Exercise goal
Search the material for the word "pattern" and copy each line that holds it.

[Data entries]
┄┄┄┄┄┄┄┄┄┄┄┄┄┄┄┄┄┄┄┄

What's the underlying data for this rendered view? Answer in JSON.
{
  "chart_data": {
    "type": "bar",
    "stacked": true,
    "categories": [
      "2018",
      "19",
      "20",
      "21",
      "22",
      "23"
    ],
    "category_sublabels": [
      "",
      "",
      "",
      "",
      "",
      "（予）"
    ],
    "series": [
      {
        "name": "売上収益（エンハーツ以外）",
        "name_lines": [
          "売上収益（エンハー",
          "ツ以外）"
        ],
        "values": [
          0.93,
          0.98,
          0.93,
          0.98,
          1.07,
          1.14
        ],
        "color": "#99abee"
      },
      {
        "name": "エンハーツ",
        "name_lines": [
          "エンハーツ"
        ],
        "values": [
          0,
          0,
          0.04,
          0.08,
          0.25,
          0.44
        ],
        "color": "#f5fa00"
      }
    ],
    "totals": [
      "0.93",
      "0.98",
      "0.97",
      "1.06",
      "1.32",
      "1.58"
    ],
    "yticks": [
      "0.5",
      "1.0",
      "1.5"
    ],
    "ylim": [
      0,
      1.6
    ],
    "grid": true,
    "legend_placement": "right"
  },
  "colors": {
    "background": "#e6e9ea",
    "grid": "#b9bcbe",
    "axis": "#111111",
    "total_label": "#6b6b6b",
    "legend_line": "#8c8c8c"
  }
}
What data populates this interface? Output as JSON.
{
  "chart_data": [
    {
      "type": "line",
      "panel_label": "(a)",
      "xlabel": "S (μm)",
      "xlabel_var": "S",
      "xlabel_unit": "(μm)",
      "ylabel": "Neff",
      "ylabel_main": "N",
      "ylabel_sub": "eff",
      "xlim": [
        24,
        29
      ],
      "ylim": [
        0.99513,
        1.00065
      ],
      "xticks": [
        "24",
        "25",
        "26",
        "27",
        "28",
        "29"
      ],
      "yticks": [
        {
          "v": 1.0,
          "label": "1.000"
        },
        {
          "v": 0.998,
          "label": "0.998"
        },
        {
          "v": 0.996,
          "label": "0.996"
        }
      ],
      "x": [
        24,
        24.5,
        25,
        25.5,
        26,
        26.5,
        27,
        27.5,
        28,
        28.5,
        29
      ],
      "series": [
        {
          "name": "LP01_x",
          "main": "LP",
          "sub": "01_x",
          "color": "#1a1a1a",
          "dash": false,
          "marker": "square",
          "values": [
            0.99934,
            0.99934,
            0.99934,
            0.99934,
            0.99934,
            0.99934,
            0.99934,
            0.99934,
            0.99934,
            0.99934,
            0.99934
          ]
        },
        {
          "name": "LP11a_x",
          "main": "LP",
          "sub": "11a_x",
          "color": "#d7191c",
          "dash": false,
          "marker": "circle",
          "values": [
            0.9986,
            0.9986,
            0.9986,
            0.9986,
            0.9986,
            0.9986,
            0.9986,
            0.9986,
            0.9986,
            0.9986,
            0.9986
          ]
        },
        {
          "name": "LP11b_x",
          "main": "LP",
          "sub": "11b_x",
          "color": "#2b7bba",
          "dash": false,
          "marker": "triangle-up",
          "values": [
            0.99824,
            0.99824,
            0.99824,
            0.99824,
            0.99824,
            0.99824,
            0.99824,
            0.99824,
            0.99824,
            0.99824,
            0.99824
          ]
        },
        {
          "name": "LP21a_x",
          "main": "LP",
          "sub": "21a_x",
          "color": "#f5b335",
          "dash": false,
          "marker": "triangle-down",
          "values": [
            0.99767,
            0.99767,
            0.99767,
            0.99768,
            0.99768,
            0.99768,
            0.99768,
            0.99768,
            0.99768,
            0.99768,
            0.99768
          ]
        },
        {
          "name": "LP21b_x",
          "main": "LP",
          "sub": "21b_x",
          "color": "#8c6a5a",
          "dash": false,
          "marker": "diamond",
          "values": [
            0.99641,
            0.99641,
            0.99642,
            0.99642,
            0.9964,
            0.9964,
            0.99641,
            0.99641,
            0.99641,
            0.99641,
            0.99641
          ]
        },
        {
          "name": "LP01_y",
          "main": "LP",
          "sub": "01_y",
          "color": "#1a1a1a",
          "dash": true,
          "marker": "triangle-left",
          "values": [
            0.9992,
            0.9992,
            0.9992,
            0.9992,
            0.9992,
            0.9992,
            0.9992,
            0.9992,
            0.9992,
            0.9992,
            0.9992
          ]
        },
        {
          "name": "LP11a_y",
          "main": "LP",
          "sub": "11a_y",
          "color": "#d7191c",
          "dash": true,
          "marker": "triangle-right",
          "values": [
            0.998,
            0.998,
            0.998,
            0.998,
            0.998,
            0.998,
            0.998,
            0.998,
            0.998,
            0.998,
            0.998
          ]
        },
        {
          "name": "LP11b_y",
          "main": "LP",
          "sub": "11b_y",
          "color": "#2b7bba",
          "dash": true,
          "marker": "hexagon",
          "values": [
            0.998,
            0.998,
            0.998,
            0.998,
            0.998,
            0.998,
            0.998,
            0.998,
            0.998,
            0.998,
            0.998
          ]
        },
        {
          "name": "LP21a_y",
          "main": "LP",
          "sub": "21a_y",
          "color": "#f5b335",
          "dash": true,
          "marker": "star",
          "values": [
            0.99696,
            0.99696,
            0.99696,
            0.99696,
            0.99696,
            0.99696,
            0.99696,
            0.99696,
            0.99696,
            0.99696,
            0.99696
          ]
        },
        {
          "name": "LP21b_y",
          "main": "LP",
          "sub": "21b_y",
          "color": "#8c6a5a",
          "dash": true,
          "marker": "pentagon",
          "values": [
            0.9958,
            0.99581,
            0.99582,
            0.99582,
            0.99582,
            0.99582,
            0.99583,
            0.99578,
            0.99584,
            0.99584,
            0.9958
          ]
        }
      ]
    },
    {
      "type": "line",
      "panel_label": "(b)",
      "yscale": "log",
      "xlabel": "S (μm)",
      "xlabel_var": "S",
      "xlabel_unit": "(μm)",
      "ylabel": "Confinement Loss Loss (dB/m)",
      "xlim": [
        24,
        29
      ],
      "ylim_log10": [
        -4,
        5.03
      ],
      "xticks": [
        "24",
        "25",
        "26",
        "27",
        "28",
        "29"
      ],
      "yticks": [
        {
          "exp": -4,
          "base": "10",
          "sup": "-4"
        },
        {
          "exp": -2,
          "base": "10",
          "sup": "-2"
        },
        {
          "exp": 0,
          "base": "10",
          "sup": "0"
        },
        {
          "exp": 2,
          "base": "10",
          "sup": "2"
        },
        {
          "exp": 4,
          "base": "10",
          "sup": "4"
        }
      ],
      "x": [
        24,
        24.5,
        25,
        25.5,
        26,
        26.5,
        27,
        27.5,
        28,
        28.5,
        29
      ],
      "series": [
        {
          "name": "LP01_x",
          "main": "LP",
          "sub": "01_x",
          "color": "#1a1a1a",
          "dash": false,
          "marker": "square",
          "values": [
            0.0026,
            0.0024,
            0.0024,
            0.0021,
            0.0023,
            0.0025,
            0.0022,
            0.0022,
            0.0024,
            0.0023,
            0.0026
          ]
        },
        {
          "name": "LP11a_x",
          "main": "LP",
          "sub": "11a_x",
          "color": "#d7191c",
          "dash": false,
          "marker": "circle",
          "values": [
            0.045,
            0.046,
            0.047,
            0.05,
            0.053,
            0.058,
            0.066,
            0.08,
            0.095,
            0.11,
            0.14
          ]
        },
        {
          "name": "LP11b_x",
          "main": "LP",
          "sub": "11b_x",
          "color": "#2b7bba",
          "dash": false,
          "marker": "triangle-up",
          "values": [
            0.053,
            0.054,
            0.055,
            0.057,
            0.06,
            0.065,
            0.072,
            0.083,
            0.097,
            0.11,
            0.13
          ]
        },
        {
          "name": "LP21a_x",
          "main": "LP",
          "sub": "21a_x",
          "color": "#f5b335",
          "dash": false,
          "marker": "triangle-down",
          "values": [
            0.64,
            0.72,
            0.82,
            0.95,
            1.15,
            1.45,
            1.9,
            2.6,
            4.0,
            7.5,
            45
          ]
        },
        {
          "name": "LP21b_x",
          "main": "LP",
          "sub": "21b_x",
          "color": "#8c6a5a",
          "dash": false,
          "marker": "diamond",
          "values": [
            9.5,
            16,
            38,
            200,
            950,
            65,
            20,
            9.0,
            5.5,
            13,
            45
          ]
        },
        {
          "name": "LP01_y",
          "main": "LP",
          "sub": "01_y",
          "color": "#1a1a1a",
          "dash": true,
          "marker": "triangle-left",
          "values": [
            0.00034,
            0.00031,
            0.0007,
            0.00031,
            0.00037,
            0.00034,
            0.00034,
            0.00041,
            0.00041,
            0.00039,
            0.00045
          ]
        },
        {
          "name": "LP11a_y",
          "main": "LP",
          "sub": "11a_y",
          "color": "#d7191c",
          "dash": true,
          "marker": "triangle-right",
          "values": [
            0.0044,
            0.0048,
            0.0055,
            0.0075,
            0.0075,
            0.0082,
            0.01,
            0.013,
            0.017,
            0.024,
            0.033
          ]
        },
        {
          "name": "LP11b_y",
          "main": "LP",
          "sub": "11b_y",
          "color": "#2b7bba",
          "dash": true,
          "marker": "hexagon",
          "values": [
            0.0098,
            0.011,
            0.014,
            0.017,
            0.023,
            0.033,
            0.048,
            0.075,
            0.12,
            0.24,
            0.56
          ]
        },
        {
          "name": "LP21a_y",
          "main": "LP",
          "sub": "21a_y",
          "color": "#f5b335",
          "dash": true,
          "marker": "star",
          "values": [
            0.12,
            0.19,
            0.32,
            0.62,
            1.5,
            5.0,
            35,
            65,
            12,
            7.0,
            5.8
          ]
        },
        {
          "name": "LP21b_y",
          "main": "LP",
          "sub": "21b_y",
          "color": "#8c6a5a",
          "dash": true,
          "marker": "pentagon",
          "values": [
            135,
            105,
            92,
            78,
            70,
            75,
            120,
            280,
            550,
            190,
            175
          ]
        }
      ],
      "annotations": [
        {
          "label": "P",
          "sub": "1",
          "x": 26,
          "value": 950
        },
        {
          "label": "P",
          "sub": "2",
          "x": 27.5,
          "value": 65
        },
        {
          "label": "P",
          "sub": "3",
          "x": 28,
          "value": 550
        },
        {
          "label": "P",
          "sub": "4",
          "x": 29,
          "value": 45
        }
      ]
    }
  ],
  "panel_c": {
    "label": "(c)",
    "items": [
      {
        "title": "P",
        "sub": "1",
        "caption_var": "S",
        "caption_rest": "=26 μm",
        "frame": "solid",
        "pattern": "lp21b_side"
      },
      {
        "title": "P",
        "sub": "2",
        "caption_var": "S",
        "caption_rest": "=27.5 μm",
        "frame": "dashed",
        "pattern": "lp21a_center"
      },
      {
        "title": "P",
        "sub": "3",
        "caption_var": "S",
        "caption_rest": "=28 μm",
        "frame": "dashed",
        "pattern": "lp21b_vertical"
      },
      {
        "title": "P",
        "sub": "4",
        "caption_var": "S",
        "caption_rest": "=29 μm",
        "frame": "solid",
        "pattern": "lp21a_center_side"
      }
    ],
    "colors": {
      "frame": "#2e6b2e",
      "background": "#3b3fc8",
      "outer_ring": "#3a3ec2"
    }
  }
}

┄┄┄┄┄┄┄┄┄┄┄┄┄┄┄┄┄┄┄┄

The reply
        "pattern": "lp21b_side"
        "pattern": "lp21a_center"
        "pattern": "lp21b_vertical"
        "pattern": "lp21a_center_side"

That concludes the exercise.